Written problem A: Copy the records verbatim from the line containing "help-icon[interactable]: ? [1800,139,1825,164]" to the line containing "breadcrumb-dashboards[interactable]: Dashboards [356,30,487,52]", keeping both of those lines.

Page:
In stores the CD itself must contain a warning that it is copy proctected, but a loophole means online vendors don't have to.  My understanding (open to correction) is that CDWow want to carry the warning but the publishers won't allow them.  I don't know if this is true.

The protection is intended to stop people copying the CD's using PCs.  But due to the way Car Players work (copying chunks of the song into memory, to avoid the skips of playing straight from the disk - cars bounce around alot, car players fall foul of the protection too).

Incidently the protection doesn't work in many cases.  
You may find that although you can't play the CD, you can in fact turn it into MP3s and then burn a new CD, which will play just fine in your car or anywhere else.

This by the way is legal if you own the original CD, so it appears this copy protection will do little more than educate more and more people on how to create MP3s.

Irony???

Incidently Rod Stewart has said he doesn't mind people copying and downloading his songs.  His record company disagrees.

-Rd


----------



## Delboy (21 Aug 2003)

*HMV*

a guy I work with just bought Nickelbacks album for his daughter (at least that's who he claims its for !!!!!!)

In HMV Henry St, it was priced at 23.99
In Virgin Henry St, it was priced at 9.99

He even went into the stores twice to double check they were the same album etc. That's soem price difference

Clubman - the real drama in the League of ireland will take place tonight in Tolka. The might of Sligo Rovers face shelbourne in the cup replay - pray for us .... :b


----------



## tedd (21 Aug 2003)

*Re: HMV*

That is a shocking price difference! I hope he's writing a letter too!! I have often noticed a difference of one or two euros among the various vendors along Grafton Street but 14 euros is enough to make you really shop around!


----------



## tedd (21 Aug 2003)

*Re: HMV*

I have emailed the customer service website at HMV to ask them to contribute to this discussion. I would be interested to hear their comments.


----------



## rainyday (21 Aug 2003)

*Re: HMV*

Hi Folks - Price differences are a good thing, not a bad thing. Be prepared to shop around to find the best price.

The alternative to having no price differences is price harmonisation, where all prices are the same - Inevitably, the 'same' prices tend to converge at the upper end of the spectrum.

Be careful what you wish for.


----------



## tedd (21 Aug 2003)

Written problem B:
Answer these questions from the forum thread above:
(i) What do car players copy into memory to avoid skips?
(ii) At what price was the Nickelback album listed in HMV Henry St?
(iii) Which team faces Shelbourne in the cup replay?

Material provided:
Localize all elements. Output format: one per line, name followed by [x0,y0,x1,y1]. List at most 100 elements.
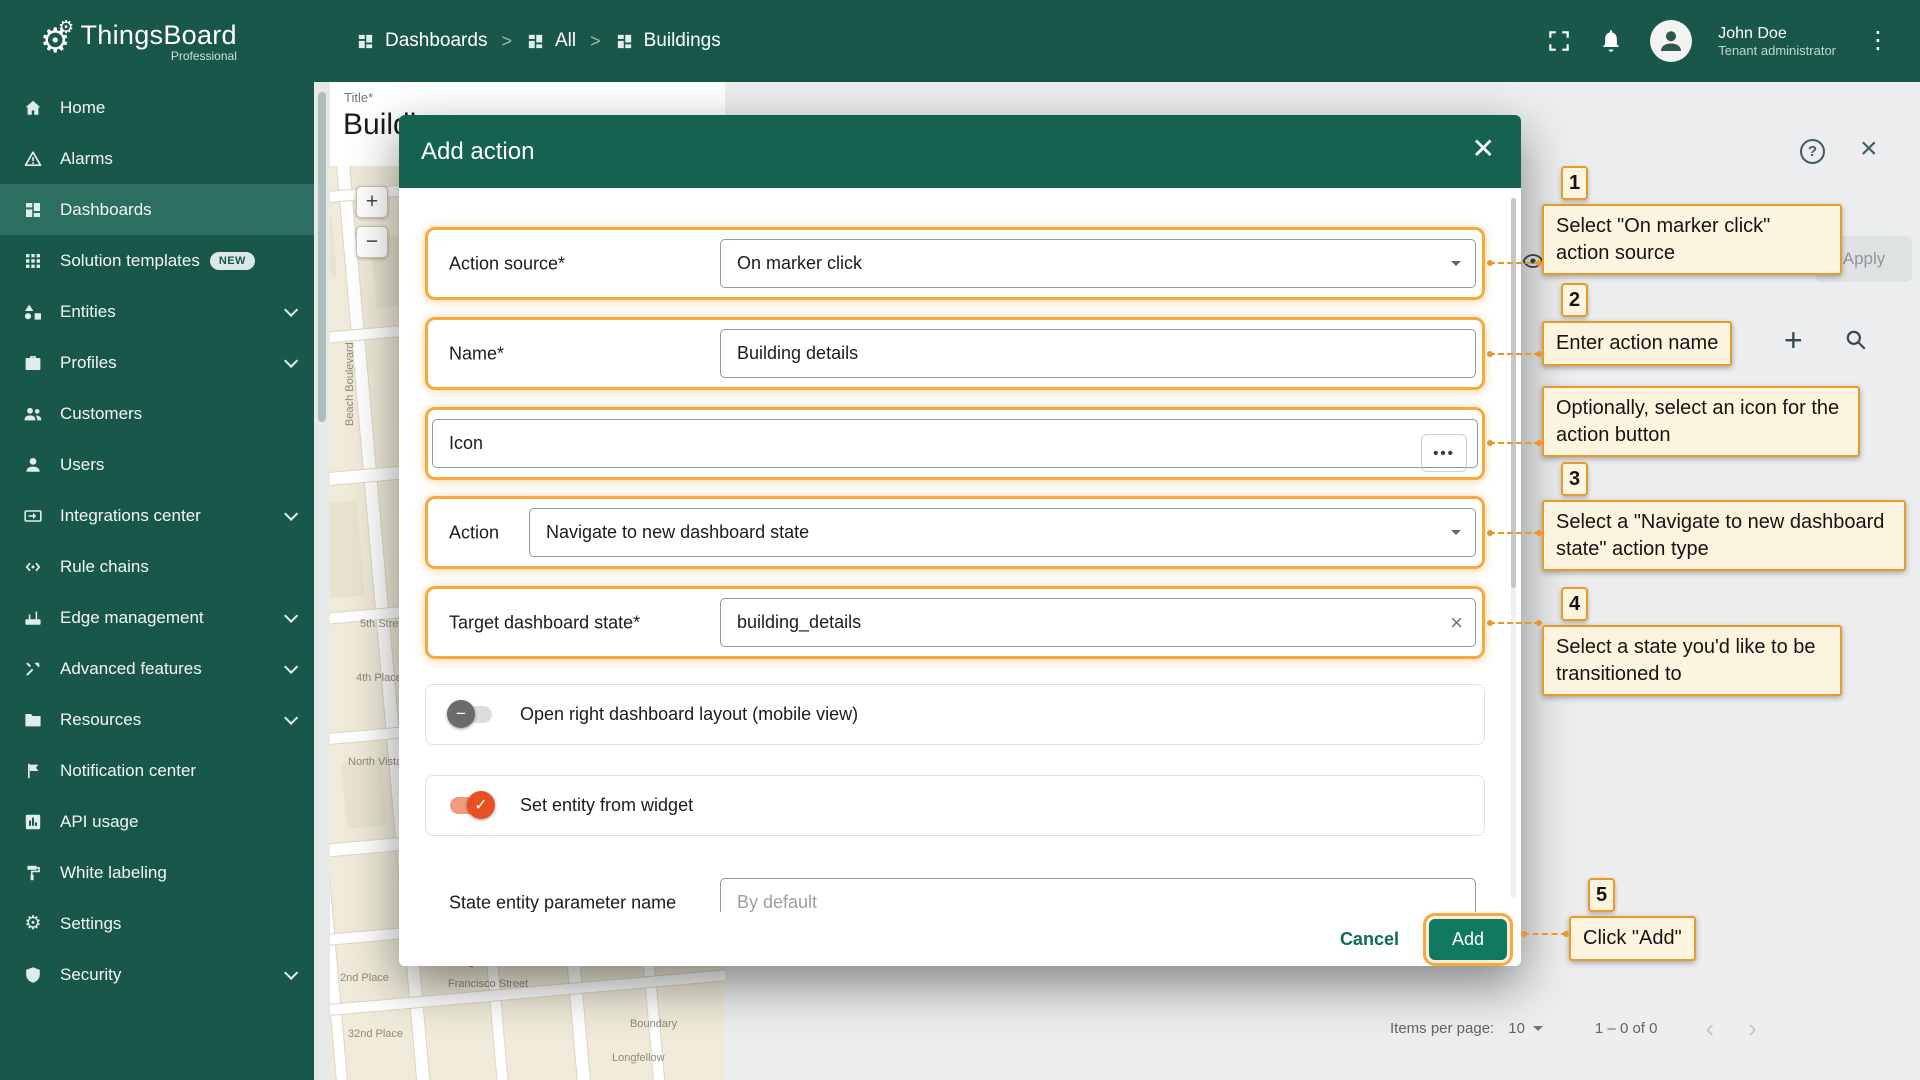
help-icon[interactable]: ? [1800,139,1825,164]
map-zoom-in-button[interactable]: + [356,186,388,218]
sidebar-item-white-labeling[interactable]: White labeling [0,847,314,898]
dialog-body: Action source* On marker click Name* Bui… [399,188,1521,912]
callout-step-number: 4 [1561,587,1588,621]
alarm-icon [22,148,44,170]
sidebar-item-resources[interactable]: Resources [0,694,314,745]
sidebar-item-settings[interactable]: ⚙Settings [0,898,314,949]
action-select[interactable]: Navigate to new dashboard state [529,508,1476,557]
sidebar-item-label: Security [60,965,121,985]
map-street-label: Longfellow [612,1052,665,1064]
breadcrumb-dashboards[interactable]: Dashboards [356,30,487,52]
sidebar-item-customers[interactable]: Customers [0,388,314,439]
avatar[interactable] [1650,20,1692,62]
customers-icon [22,403,44,425]
sidebar-item-entities[interactable]: Entities [0,286,314,337]
sidebar-item-integrations-center[interactable]: Integrations center [0,490,314,541]
sidebar-item-dashboards[interactable]: Dashboards [0,184,314,235]
sidebar-item-label: Edge management [60,608,204,628]
sidebar-item-solution-templates[interactable]: Solution templatesNEW [0,235,314,286]
action-source-select[interactable]: On marker click [720,239,1476,288]
icon-picker-button[interactable]: ••• [1421,434,1467,472]
sidebar-item-label: Alarms [60,149,113,169]
brand-subtitle: Professional [171,49,237,63]
name-row-highlight: Name* Building details [425,317,1485,390]
state-param-label: State entity parameter name [449,892,676,912]
scrollbar-thumb[interactable] [1511,198,1516,588]
gears-logo-icon: ⚙⚙ [40,24,70,58]
sidebar-item-label: Users [60,455,104,475]
icon-field[interactable]: Icon ••• [432,419,1478,468]
api-usage-icon [22,811,44,833]
sidebar-item-edge-management[interactable]: Edge management [0,592,314,643]
toggle-knob-minus-icon: − [447,700,475,728]
chevron-down-icon [284,710,298,724]
next-page-icon[interactable]: › [1748,1015,1757,1041]
callout-step-number: 5 [1588,878,1615,912]
connector-line [1489,442,1540,444]
sidebar-item-notification-center[interactable]: Notification center [0,745,314,796]
sidebar-item-users[interactable]: Users [0,439,314,490]
dialog-footer: Cancel Add [399,912,1521,966]
state-param-input[interactable]: By default [720,878,1476,912]
sidebar-item-label: API usage [60,812,138,832]
profiles-icon [22,352,44,374]
kebab-menu-icon[interactable]: ⋮ [1862,29,1894,53]
callout-action-source: 1 Select "On marker click" action source [1542,204,1842,275]
thingsboard-logo[interactable]: ⚙⚙ ThingsBoard Professional [0,20,314,63]
breadcrumb-separator: > [501,31,512,52]
target-state-input[interactable]: building_details × [720,598,1476,647]
set-entity-toggle[interactable]: ✓ [450,797,492,814]
map-zoom-out-button[interactable]: − [356,226,388,258]
add-button[interactable]: Add [1429,919,1507,960]
target-state-row-highlight: Target dashboard state* building_details… [425,586,1485,659]
sidebar-item-label: Profiles [60,353,117,373]
person-icon [1656,26,1686,56]
items-per-page-label: Items per page: [1390,1020,1494,1037]
sidebar-item-alarms[interactable]: Alarms [0,133,314,184]
icon-row-highlight: Icon ••• [425,407,1485,480]
users-icon [22,454,44,476]
sidebar-item-api-usage[interactable]: API usage [0,796,314,847]
notification-icon [22,760,44,782]
sidebar-scrollbar[interactable] [314,82,330,1080]
sidebar-item-profiles[interactable]: Profiles [0,337,314,388]
page-size-select[interactable]: 10 [1508,1020,1543,1037]
breadcrumb-buildings[interactable]: Buildings [615,30,721,52]
search-icon[interactable] [1844,328,1868,352]
map-street-label: Francisco Street [448,978,528,990]
set-entity-label: Set entity from widget [520,795,693,816]
callout-icon: Optionally, select an icon for the actio… [1542,386,1860,457]
notifications-bell-icon[interactable] [1598,28,1624,54]
resources-icon [22,709,44,731]
sidebar-item-advanced-features[interactable]: Advanced features [0,643,314,694]
toggle-knob-check-icon: ✓ [467,791,495,819]
white-labeling-icon [22,862,44,884]
name-input[interactable]: Building details [720,329,1476,378]
sidebar-item-home[interactable]: Home [0,82,314,133]
entities-icon [22,301,44,323]
sidebar-item-label: Advanced features [60,659,202,679]
sidebar-item-rule-chains[interactable]: Rule chains [0,541,314,592]
mobile-layout-toggle[interactable]: − [450,706,492,723]
dialog-scrollbar[interactable] [1511,198,1516,898]
map-street-label: Beach Boulevard [344,342,356,426]
sidebar-item-security[interactable]: Security [0,949,314,1000]
dialog-close-icon[interactable]: ✕ [1472,135,1495,163]
add-plus-icon[interactable]: + [1784,322,1803,359]
map-street-label: 4th Place [356,672,402,684]
advanced-features-icon [22,658,44,680]
fullscreen-icon[interactable] [1546,28,1572,54]
map-street-label: Boundary [630,1018,677,1030]
scrollbar-thumb[interactable] [318,92,326,422]
callout-step-number: 1 [1561,166,1588,200]
chevron-down-icon [1451,530,1461,540]
security-icon [22,964,44,986]
clear-icon[interactable]: × [1450,610,1463,636]
breadcrumb-all[interactable]: All [526,30,576,52]
chevron-down-icon [1451,261,1461,271]
cancel-button[interactable]: Cancel [1340,929,1399,950]
chevron-down-icon [1533,1026,1543,1036]
previous-page-icon[interactable]: ‹ [1705,1015,1714,1041]
close-icon[interactable]: × [1860,132,1878,166]
chevron-down-icon [284,608,298,622]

Solution A:
help-icon[interactable]: ? [1800,139,1825,164]
map-zoom-in-button[interactable]: + [356,186,388,218]
sidebar-item-white-labeling[interactable]: White labeling [0,847,314,898]
dialog-body: Action source* On marker click Name* Bui… [399,188,1521,912]
callout-step-number: 4 [1561,587,1588,621]
alarm-icon [22,148,44,170]
sidebar-item-resources[interactable]: Resources [0,694,314,745]
sidebar-item-settings[interactable]: ⚙Settings [0,898,314,949]
action-select[interactable]: Navigate to new dashboard state [529,508,1476,557]
sidebar-item-label: Security [60,965,121,985]
map-street-label: Longfellow [612,1052,665,1064]
breadcrumb-dashboards[interactable]: Dashboards [356,30,487,52]

Solution B:
(i) Chunks of the song
(ii) 23.99
(iii) Sligo Rovers